=== Data supplied ===
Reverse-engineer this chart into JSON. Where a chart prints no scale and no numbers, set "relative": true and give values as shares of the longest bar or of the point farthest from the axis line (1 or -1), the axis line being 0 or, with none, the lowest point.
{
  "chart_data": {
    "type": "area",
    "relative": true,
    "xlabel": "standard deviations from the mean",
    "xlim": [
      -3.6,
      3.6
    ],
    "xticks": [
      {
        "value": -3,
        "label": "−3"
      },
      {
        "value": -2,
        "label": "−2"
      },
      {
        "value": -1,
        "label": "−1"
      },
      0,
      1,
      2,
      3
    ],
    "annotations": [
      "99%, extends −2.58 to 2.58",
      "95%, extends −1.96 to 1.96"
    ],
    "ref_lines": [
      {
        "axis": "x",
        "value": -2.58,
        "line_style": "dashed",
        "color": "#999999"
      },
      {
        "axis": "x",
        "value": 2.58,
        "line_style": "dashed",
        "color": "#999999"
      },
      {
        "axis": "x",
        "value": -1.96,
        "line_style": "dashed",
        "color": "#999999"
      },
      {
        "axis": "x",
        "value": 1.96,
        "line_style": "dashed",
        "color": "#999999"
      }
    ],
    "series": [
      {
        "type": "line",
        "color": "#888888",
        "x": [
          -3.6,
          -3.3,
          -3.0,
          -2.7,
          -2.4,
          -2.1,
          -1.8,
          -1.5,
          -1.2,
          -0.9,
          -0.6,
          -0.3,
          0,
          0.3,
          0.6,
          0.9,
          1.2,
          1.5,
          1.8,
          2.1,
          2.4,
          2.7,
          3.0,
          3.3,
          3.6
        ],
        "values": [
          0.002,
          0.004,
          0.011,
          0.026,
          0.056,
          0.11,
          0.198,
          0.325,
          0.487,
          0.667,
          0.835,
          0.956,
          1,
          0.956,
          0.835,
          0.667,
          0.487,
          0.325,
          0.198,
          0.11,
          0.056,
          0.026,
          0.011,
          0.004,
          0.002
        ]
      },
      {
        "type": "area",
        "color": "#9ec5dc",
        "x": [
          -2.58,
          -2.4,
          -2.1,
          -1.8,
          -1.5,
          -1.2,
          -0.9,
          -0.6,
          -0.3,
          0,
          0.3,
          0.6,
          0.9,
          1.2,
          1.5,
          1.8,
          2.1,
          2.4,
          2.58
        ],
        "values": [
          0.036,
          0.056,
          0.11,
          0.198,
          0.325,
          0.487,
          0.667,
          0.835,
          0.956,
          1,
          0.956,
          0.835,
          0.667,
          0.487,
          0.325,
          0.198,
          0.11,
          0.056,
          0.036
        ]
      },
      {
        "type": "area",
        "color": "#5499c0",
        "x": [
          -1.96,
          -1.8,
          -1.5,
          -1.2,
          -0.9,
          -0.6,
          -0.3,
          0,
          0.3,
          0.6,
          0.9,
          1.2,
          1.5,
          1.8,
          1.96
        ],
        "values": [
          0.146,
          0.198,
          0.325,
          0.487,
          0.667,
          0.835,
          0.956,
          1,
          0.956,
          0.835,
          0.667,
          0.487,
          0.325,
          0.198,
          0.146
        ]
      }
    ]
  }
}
===
=== Data supplied ===
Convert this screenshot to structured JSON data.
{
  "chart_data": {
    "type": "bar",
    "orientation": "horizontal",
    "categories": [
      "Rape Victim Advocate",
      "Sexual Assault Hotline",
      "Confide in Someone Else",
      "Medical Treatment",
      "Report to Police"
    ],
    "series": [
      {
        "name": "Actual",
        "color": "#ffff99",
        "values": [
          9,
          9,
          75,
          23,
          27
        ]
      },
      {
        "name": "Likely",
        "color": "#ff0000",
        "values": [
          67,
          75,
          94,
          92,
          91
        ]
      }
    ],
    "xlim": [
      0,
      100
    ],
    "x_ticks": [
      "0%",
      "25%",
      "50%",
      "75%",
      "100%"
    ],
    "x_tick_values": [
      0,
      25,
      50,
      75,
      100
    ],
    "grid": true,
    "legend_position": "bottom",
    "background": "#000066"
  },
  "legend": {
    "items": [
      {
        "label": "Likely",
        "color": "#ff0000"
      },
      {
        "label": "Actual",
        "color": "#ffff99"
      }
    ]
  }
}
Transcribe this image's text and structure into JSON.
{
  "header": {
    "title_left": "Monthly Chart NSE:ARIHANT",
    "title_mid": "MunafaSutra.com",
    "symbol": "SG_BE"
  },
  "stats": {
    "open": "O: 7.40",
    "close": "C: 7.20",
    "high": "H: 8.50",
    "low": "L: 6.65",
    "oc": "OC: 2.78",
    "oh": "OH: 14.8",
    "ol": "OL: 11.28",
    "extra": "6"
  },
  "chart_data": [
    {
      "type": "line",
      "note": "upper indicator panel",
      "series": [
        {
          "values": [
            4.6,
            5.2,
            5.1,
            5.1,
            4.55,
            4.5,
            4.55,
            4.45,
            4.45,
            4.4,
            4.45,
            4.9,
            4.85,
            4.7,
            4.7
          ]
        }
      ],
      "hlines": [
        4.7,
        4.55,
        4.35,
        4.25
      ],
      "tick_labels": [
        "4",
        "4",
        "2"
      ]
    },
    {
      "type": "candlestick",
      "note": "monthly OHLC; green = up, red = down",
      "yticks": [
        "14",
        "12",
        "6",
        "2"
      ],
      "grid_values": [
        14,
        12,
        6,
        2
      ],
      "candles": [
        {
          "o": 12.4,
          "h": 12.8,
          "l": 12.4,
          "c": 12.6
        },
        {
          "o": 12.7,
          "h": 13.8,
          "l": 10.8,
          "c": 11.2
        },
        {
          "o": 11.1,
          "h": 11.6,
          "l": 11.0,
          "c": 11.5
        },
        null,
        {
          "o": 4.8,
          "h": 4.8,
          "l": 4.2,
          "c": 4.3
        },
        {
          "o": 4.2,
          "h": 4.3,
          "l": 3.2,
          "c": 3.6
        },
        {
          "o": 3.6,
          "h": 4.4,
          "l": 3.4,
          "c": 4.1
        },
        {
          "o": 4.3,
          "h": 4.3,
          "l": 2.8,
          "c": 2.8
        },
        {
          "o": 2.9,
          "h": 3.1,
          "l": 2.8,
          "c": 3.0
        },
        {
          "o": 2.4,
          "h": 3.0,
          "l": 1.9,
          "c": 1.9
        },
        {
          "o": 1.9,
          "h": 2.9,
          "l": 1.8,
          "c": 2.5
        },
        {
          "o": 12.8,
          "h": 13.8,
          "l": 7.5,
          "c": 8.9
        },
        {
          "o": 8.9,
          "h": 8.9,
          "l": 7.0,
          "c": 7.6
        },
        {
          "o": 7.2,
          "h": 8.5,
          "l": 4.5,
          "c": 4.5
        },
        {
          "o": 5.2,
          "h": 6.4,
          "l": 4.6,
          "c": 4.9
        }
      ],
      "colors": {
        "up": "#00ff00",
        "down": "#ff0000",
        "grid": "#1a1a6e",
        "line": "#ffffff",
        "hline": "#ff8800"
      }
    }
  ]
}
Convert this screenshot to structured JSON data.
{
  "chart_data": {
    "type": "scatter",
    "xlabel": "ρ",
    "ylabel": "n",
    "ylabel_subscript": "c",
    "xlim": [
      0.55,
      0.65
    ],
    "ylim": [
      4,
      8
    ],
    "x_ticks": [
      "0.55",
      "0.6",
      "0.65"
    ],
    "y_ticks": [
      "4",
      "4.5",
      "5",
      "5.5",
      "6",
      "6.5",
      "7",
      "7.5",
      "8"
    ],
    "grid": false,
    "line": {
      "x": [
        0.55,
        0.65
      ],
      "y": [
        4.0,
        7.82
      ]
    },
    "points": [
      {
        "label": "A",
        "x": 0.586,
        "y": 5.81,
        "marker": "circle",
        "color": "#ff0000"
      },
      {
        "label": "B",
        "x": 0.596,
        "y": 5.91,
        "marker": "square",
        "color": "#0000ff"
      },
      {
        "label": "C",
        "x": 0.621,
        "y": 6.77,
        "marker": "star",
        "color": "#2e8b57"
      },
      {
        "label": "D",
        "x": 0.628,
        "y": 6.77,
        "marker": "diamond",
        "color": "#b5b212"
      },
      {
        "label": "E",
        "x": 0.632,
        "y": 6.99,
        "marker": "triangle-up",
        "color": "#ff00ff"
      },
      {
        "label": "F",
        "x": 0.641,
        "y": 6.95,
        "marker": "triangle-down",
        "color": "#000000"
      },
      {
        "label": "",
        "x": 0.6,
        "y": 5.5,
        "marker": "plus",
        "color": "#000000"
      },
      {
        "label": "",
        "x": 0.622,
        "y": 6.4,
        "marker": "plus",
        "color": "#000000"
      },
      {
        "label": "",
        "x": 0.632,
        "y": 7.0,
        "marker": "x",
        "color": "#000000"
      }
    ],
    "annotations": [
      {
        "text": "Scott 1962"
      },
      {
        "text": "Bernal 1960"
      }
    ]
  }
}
===
> [Problem description]
Using the listing above, list every line in which the string "xlabel" occurs.

> [Answer to this exercise]
    "xlabel": "standard deviations from the mean",
    "xlabel": "ρ",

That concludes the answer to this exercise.